▶ [TASK LIST]:
a. Name every Gentel product that the glycosylation patent press release refers to by a brand name.
b. Answer these questions using the glycosylation patent press release:
(i) What is the number of the U.S. patent that was granted?
(ii) Where else is a patent for the technology pending?
(iii) About how many proteins do the antibody array kits target?
c. Write the next part of the glycosylation patent press release, starting after its last sentence.

MADISON, Wis.--(BUSINESS WIRE)--Gentel Biosciences, a leader in proteomics tools, and Van Andel Research Institute (VARI), a biomedical research institute, jointly announce today the granting of U.S. Patent 7,838,634 for a new method to profile changes in the glycosylation of proteins captured on the surface of an antibody array slide. Gentel first obtained an exclusive right to commercialize the technology in 2006.
According to Brian H. Haab, Ph.D., head of VARI’s Laboratory of Cancer Immunodiagnostics and inventor of the technology, “A number of new biomarkers using glycosylated variants of proteins have recently received or are proceeding toward FDA clearance. The ability to efficiently screen glycosylated variants of many proteins for use as biomarkers offers an unprecedented opportunity for discoveries of new glycan-based biomarkers.”
Glycosylation is the addition of linear or branched sugar molecules to proteins. Many studies have shown that glycosylated variants of proteins can make better markers for early detection and for prognosis in cancers like hepatocellular carcinoma when compared to measuring the protein alone.
“There are a lack of tools to screen proteins for changes in glycosylation that might be associated with disease. Dr. Haab’s approach is a better method to identify new diagnostic biomarkers based on glycosylated variants of proteins,” added Bryce P. Nelson, Ph.D., Vice President of Technology and Business Development at Gentel Biosciences.
A patent for the technology is also pending in the European Union.
The new glycan detection technology will soon be combined with the more than fifty SilverQuant® Antibody Array kits available from Gentel. These antibody array kits target nearly 500 proteins and provide a complete proteomics workflow from screening to quantification. SilverQuant kits are configured for use with the Gentel Proteomics Multi-System™ and Gentel's AthenaQuant® analysis software for an easy-to-use and cost-effective alternative with better sensitivity than fluorescence-based detection. SilverQuant chromogenic technology allows for the detection of any biotinylated molecule, generating array spots that are visible to the naked eye that can be detected with the Gentel Proteomics Multi-System. Simple protocols empower both experts and novices to obtain meaningful protein multiplexing data in a single day.

▶ [PROVIDED INFORMATION]:
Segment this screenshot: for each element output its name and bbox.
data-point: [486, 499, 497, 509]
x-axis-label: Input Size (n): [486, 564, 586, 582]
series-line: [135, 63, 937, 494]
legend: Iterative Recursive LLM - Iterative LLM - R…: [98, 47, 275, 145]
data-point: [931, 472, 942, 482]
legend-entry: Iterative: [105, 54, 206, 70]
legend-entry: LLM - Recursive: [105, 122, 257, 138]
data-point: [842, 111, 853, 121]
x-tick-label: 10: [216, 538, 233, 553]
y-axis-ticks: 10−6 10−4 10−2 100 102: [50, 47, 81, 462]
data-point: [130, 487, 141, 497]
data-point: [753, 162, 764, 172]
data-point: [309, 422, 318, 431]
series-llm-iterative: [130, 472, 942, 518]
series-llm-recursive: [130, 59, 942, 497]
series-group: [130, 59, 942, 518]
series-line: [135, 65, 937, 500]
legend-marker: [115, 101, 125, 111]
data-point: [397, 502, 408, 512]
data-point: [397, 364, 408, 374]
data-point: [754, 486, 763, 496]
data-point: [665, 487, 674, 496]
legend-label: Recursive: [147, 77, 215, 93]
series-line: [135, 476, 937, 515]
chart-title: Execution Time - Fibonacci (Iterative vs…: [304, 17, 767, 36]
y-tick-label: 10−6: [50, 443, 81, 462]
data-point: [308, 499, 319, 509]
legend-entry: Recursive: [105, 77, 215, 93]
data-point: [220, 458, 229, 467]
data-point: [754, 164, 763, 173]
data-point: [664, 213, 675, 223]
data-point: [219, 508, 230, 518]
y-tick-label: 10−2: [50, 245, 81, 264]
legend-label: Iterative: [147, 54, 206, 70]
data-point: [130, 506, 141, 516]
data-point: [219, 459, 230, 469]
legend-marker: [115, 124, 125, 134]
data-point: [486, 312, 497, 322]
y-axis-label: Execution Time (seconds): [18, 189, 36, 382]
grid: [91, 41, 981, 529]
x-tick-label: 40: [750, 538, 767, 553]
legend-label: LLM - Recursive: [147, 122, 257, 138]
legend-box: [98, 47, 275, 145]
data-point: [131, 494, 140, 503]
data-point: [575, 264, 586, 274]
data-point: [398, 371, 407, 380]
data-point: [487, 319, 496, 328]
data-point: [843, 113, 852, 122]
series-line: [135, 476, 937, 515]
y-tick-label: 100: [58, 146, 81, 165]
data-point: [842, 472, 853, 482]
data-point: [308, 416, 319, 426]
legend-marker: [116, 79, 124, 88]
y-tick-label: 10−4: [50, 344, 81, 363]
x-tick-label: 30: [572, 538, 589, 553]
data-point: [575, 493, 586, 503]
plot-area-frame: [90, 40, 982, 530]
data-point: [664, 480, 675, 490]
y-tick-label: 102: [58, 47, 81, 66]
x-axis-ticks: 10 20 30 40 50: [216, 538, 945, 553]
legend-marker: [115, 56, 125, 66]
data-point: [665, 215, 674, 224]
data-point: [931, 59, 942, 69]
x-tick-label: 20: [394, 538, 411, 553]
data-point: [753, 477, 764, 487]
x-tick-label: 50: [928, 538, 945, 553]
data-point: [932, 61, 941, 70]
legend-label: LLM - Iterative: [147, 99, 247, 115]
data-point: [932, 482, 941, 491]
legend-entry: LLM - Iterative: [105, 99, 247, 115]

▶ [OUTPUTS IN ORDER]:
a.
SilverQuant® Antibody Array kits
Gentel Proteomics Multi-System™
AthenaQuant® analysis software

b.
(i) 7,838,634
(ii) The European Union
(iii) Nearly 500

c.
Glycan detection technology is currently available from Gentel as a custom assay development service. To learn more about glycan detection technology and see how it can improve your proteomics research, please visit: www.gentelbio.com/GlycanDetection.
About Gentel Biosciences, Inc.
Gentel delivers cost-effective, easy-to-use and reliable proteomics products and services that enable researchers to perform faster discovery, validation and screening of protein biomarkers to better understand disease and develop better therapies. Gentel's headquarters is located in Madison, Wisconsin.
Gentel®, SilverQuant®, and AthenaQuant® are registered trademark of Gentel Biosciences, Inc. Gentel Proteomics Multi-System™ is a trademark of Gentel Biosciences, Inc.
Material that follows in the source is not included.